*Task instructions*.
Could you copy every line from the material below in which "thoại" appears?

--- START OF Supplied records ---

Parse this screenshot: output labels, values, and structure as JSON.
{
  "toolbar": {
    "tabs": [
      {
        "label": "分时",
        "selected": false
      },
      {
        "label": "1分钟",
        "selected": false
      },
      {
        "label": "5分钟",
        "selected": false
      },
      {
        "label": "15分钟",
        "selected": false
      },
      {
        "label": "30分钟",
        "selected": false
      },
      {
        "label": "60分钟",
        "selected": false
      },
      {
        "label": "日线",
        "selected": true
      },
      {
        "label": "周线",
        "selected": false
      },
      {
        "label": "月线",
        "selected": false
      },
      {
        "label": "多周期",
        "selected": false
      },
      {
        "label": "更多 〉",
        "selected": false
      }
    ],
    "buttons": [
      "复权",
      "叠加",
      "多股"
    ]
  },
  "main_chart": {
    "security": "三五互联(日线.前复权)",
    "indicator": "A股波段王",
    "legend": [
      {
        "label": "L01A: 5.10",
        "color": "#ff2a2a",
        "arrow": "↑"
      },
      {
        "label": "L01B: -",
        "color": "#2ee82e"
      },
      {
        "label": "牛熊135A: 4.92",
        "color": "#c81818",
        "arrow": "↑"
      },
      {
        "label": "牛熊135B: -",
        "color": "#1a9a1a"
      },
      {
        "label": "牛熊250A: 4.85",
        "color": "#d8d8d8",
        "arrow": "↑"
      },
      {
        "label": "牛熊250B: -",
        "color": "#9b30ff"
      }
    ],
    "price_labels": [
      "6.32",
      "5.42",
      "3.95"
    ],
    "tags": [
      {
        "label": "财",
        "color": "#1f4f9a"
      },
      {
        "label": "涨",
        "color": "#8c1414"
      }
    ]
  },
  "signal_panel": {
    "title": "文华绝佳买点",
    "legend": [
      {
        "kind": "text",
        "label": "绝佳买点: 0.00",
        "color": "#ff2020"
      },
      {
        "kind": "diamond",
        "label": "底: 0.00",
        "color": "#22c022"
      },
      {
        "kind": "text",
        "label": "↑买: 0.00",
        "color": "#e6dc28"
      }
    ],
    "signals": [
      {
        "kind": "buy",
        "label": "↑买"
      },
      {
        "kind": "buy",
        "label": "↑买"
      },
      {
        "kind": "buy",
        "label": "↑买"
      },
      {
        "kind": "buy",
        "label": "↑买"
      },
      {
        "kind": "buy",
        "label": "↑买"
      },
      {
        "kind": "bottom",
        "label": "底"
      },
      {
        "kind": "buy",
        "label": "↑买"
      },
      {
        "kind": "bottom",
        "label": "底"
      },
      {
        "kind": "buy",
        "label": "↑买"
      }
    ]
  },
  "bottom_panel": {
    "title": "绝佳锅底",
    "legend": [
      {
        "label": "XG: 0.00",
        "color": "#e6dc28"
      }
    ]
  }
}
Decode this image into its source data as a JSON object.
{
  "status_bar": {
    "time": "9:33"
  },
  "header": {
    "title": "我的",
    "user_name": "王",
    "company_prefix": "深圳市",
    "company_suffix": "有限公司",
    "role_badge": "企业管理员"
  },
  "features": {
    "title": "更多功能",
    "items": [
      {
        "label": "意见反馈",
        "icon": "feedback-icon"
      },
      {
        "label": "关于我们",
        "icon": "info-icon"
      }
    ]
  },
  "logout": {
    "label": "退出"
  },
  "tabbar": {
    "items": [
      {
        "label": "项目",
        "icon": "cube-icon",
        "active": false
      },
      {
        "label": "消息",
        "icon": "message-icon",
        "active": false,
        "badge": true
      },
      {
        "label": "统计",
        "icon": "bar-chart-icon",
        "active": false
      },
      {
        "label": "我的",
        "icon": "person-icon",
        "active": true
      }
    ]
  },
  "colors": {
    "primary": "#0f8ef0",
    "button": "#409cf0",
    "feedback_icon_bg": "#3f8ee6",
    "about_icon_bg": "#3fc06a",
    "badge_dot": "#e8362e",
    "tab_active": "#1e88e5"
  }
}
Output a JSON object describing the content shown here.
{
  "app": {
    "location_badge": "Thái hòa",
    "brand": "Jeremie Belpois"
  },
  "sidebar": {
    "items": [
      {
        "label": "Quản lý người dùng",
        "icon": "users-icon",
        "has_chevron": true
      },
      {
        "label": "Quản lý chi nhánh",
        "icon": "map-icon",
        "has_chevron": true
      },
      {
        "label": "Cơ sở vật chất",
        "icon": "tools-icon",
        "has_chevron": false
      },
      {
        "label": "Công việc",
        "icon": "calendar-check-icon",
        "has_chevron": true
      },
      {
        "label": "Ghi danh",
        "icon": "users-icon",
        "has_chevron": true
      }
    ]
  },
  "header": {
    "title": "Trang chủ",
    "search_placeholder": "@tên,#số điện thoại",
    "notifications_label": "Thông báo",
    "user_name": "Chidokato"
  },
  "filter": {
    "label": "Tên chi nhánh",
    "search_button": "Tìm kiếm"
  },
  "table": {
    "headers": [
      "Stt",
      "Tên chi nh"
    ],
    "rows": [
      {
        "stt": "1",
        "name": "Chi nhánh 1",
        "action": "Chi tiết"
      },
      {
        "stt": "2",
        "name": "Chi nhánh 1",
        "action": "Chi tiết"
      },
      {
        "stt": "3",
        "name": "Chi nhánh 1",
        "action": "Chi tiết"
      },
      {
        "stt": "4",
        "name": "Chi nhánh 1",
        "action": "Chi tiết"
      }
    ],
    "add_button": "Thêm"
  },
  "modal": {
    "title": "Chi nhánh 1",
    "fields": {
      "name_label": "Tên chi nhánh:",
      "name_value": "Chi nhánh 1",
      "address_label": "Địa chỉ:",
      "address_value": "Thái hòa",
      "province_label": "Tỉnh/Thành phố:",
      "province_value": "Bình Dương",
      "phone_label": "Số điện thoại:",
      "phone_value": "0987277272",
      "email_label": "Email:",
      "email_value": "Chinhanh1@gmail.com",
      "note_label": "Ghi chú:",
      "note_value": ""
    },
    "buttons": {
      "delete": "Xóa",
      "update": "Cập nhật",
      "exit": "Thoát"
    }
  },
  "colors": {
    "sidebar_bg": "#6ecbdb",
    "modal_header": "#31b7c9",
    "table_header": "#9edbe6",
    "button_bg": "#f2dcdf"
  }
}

--- END OF Supplied records ---

*Response*.
    "search_placeholder": "@tên,#số điện thoại",
      "phone_label": "Số điện thoại:",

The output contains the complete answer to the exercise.